--- Begin Selected excerpt ---

Re: Index only scan sometimes switches to sequential scan for small amount of rows

From: Jeff Janes <jeff(dot)janes(at)gmail(dot)com>
To: Feike Steenbergen <feikesteenbergen(at)gmail(dot)com>
Cc: Tomas Vondra <tomas(dot)vondra(at)2ndquadrant(dot)com>, "pgsql-performance(at)postgresql(dot)org" <pgsql-performance(at)postgresql(dot)org>
Subject: Re: Index only scan sometimes switches to sequential scan for small amount of rows
Date: 2015-03-25 18:07:12
Message-ID: CAMkU=1wQB8iLh-TvH9rQrSW-a4HgYO2RQRya=tFdAo8esD9qfg@mail.gmail.com
Views: Raw Message | Whole Thread | Download mbox | Resend email
Thread:
Lists: pgsql-performance

On Wed, Mar 25, 2015 at 9:07 AM, Feike Steenbergen <
feikesteenbergen(at)gmail(dot)com> wrote:

> I'm posting this as I am trying to understand what has happened.
> TLDR: The problem seems to be fixed now.

--- End Selected excerpt ---
--- Begin Source data ---

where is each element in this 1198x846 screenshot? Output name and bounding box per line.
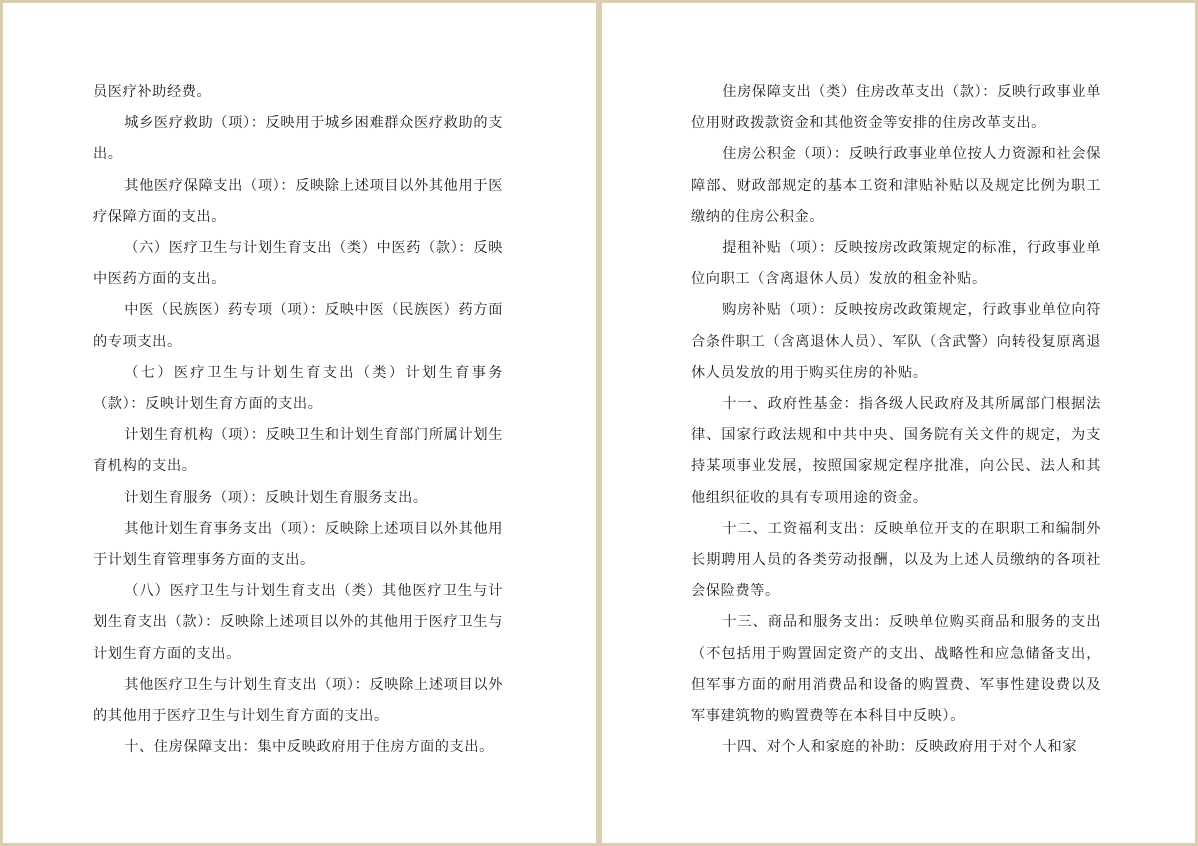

--- End Source data ---

* The problem: How would you sum up the mailing-list message above in two sentences?

* Correct result: On the pgsql-performance list, Jeff Janes replies in a thread about an index only scan that sometimes switches to a sequential scan for a small amount of rows, quoting a message Feike Steenbergen wrote on Wednesday, March 25, 2015. In the quoted lines, Steenbergen says the post is an attempt to understand what has happened and that the problem seems to be fixed now.